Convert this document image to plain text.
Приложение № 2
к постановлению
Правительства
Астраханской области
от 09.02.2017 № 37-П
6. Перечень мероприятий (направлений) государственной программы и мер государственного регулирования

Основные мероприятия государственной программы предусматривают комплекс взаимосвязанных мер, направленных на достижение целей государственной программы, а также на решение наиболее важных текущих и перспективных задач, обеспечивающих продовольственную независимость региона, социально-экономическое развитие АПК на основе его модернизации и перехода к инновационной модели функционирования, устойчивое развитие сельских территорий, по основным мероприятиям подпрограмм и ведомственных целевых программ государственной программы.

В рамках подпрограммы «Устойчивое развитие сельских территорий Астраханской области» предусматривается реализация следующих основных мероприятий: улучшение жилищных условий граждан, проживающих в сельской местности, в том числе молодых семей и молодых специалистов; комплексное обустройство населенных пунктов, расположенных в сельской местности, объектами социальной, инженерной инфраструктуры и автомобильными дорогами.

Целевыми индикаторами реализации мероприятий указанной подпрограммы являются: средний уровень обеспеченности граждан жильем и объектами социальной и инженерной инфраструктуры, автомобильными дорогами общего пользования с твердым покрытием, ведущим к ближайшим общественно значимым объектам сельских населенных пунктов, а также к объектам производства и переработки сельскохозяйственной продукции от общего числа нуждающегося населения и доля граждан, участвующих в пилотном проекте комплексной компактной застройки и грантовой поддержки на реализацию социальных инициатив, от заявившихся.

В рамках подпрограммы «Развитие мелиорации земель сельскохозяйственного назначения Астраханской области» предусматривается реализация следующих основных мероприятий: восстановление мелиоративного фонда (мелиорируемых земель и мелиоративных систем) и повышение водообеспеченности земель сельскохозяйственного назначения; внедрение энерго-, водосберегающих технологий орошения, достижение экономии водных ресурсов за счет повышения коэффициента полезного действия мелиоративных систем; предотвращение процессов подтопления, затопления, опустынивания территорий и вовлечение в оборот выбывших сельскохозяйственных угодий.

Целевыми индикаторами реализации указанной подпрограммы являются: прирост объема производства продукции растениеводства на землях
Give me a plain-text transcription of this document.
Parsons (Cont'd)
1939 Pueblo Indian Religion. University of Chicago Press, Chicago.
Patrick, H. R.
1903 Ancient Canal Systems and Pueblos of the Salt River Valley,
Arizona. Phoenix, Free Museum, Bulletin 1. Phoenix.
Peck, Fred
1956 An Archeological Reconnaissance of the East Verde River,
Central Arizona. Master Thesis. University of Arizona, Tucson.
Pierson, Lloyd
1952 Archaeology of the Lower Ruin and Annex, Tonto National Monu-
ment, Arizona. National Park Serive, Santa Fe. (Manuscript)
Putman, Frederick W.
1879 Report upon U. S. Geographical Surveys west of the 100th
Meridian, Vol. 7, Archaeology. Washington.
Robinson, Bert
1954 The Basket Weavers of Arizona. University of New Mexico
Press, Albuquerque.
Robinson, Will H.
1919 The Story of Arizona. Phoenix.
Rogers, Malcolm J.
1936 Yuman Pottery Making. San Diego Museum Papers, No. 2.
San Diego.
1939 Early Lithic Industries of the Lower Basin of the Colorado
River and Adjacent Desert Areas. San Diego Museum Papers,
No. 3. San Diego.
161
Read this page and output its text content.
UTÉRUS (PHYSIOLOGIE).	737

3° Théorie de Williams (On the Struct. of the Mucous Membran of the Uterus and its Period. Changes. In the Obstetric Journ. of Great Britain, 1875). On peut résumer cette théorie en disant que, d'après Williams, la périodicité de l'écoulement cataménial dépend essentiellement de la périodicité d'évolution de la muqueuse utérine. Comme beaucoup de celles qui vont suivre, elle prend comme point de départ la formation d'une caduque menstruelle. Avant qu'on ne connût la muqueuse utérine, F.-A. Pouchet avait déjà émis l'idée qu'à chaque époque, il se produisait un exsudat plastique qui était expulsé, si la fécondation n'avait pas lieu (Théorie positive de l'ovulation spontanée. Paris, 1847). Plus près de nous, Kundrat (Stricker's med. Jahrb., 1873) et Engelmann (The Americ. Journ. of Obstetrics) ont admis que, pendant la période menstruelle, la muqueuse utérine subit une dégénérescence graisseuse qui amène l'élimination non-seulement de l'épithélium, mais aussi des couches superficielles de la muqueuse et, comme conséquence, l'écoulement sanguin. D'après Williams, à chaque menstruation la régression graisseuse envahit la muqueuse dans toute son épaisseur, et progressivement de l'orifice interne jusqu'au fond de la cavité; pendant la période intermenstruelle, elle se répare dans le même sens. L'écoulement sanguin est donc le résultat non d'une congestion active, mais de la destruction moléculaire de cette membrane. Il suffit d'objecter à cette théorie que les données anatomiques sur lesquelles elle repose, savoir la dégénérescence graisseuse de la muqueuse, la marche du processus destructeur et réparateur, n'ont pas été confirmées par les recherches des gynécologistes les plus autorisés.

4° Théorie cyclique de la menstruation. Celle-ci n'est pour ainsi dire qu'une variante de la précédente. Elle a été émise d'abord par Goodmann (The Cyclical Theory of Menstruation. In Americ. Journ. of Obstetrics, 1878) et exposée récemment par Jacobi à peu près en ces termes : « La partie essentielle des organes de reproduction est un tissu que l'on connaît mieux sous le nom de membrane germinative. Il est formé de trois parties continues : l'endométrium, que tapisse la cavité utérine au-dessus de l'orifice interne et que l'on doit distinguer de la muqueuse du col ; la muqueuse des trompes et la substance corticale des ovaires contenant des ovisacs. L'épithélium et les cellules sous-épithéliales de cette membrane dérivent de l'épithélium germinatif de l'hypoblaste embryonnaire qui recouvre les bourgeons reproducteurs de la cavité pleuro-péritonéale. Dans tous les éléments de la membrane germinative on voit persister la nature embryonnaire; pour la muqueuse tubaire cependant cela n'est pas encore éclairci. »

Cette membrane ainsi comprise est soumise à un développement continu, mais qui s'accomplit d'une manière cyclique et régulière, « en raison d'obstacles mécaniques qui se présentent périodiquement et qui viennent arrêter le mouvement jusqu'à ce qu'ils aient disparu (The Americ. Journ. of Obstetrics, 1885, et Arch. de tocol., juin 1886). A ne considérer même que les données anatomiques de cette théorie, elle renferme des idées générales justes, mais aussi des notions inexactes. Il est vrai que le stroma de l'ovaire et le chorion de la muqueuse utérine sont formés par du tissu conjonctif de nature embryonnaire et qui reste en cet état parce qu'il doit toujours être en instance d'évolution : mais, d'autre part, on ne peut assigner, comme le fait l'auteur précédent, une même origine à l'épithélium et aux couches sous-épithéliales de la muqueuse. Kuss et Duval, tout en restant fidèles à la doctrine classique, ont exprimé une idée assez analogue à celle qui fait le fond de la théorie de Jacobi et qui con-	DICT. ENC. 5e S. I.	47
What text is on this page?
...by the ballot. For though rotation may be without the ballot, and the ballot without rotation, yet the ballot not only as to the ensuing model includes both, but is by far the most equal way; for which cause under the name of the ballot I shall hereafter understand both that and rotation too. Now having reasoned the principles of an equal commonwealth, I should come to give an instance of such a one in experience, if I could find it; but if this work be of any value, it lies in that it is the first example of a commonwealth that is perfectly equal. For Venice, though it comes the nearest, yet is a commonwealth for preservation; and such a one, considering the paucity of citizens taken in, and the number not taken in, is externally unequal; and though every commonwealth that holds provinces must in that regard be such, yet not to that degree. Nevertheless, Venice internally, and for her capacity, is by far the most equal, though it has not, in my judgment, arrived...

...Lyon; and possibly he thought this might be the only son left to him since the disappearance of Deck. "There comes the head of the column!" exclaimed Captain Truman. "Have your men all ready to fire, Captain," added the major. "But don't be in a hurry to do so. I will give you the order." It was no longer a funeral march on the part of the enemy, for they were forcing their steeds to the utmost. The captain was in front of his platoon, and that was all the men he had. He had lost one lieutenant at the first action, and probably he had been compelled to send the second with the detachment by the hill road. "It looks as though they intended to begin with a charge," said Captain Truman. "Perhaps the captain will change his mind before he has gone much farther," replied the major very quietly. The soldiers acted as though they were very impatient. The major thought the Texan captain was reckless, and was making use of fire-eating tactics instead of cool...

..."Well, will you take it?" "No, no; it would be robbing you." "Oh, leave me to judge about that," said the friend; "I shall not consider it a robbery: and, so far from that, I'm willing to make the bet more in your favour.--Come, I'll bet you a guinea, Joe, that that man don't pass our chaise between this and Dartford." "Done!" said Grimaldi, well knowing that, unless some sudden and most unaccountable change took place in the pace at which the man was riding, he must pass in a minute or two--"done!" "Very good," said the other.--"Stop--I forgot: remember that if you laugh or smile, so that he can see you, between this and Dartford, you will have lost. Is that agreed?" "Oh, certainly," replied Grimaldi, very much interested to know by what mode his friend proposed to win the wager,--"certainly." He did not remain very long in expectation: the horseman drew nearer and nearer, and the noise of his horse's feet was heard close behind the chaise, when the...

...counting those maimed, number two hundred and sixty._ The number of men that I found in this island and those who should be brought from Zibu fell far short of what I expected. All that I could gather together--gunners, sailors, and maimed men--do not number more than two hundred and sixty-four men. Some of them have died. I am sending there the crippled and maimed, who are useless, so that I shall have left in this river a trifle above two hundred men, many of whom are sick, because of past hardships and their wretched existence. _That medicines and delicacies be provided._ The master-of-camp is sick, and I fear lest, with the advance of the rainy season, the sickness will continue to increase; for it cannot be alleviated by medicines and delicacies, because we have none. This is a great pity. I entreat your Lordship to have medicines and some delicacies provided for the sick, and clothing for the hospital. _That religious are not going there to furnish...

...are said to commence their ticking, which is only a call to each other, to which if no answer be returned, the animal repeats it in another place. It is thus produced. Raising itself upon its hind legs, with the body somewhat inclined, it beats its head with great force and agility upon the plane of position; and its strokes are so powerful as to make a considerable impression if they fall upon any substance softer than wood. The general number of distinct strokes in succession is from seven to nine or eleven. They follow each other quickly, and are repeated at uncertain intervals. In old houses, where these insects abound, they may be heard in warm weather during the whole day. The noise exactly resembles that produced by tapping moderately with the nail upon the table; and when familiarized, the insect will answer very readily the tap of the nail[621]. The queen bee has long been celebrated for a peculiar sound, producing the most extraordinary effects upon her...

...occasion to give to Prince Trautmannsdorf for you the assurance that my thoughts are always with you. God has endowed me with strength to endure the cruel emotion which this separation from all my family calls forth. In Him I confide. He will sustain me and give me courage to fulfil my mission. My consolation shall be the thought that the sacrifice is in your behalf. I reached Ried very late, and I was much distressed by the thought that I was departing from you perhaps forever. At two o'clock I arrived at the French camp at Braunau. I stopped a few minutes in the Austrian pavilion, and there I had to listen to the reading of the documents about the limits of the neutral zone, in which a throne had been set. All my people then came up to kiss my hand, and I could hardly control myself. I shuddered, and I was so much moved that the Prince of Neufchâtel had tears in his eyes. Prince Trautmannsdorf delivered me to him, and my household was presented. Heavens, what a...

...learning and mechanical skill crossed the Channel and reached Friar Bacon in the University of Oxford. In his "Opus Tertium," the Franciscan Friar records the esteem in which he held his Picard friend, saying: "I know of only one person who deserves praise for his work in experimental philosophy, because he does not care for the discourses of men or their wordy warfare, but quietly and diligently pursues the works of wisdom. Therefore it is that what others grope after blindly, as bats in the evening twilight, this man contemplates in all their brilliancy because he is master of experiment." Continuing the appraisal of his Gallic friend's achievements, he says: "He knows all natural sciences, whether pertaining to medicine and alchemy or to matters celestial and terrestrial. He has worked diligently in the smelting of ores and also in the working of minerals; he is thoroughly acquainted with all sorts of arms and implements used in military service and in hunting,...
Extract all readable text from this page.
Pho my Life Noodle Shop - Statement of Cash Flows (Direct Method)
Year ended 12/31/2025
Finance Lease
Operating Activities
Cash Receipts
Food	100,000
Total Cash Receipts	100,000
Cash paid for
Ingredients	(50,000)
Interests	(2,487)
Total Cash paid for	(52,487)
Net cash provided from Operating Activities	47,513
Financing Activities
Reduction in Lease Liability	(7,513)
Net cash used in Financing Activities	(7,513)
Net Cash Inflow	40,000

·····

*Required task*:
Using the listing above, show each line holding the string "реализации".

*Response to this task*:
Целевыми индикаторами реализации мероприятий указанной подпрограммы являются: средний уровень обеспеченности граждан жильем и объектами социальной и инженерной инфраструктуры, автомобильными дорогами общего пользования с твердым покрытием, ведущим к ближайшим общественно значимым объектам сельских населенных пунктов, а также к объектам производства и переработки сельскохозяйственной продукции от общего числа нуждающегося населения и доля граждан, участвующих в пилотном проекте комплексной компактной застройки и грантовой поддержки на реализацию социальных инициатив, от заявившихся.
Целевыми индикаторами реализации указанной подпрограммы являются: прирост объема производства продукции растениеводства на землях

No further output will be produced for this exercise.